WHAT THIS TASK INVOLVES> Say how many lines in the records include the string "主要原因是本年度千盏村冻冷库后扶工程资金减少", adding no other words.
§ §
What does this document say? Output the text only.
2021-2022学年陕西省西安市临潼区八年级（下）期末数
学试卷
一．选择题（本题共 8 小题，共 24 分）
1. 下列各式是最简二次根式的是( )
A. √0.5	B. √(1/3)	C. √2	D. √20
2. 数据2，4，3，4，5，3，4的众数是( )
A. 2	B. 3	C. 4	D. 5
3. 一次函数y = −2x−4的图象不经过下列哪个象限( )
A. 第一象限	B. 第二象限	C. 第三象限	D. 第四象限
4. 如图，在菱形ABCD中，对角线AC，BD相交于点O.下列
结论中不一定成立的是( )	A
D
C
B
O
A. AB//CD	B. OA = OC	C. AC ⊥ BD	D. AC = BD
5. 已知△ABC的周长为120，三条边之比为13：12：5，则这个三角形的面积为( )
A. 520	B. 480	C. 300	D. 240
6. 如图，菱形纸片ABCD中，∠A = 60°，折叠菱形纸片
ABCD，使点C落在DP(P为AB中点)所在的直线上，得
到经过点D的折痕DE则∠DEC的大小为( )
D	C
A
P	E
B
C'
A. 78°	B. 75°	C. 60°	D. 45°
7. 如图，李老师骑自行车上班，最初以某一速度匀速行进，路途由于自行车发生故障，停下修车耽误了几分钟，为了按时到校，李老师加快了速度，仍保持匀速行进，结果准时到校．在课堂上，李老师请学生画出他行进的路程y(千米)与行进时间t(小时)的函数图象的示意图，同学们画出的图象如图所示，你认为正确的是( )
§ §
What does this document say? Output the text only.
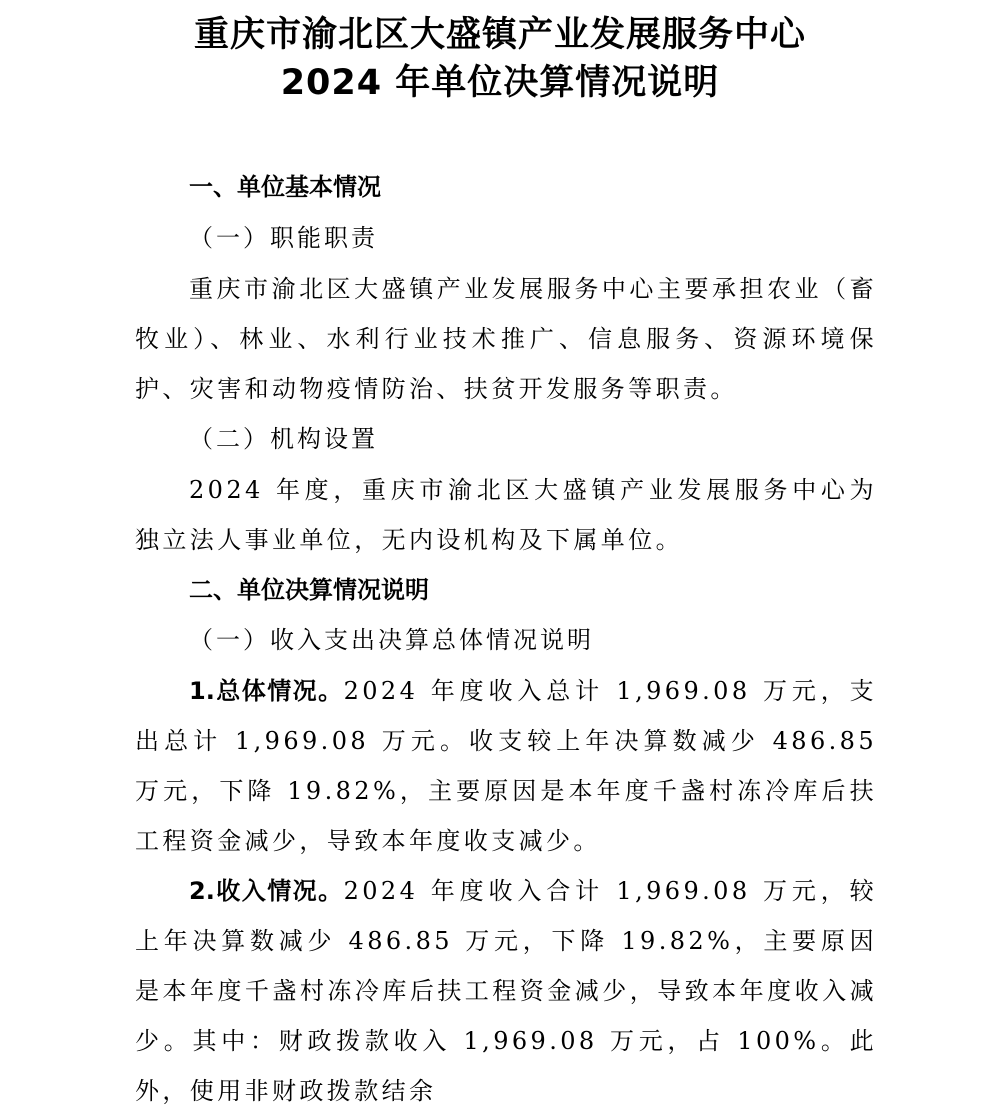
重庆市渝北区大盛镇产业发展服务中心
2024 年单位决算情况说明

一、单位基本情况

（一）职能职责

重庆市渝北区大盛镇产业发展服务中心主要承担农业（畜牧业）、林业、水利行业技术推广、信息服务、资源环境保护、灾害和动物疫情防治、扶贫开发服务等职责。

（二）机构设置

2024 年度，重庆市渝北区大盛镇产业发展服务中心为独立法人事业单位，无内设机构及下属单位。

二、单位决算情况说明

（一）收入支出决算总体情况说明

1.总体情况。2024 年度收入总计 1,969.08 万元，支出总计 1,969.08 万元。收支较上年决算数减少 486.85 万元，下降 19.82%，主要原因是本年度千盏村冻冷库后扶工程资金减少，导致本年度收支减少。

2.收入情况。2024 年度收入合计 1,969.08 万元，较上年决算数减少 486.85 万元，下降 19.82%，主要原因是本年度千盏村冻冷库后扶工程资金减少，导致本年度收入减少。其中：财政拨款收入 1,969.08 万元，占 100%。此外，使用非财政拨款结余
§ §
RESULT OF THIS TASK> 2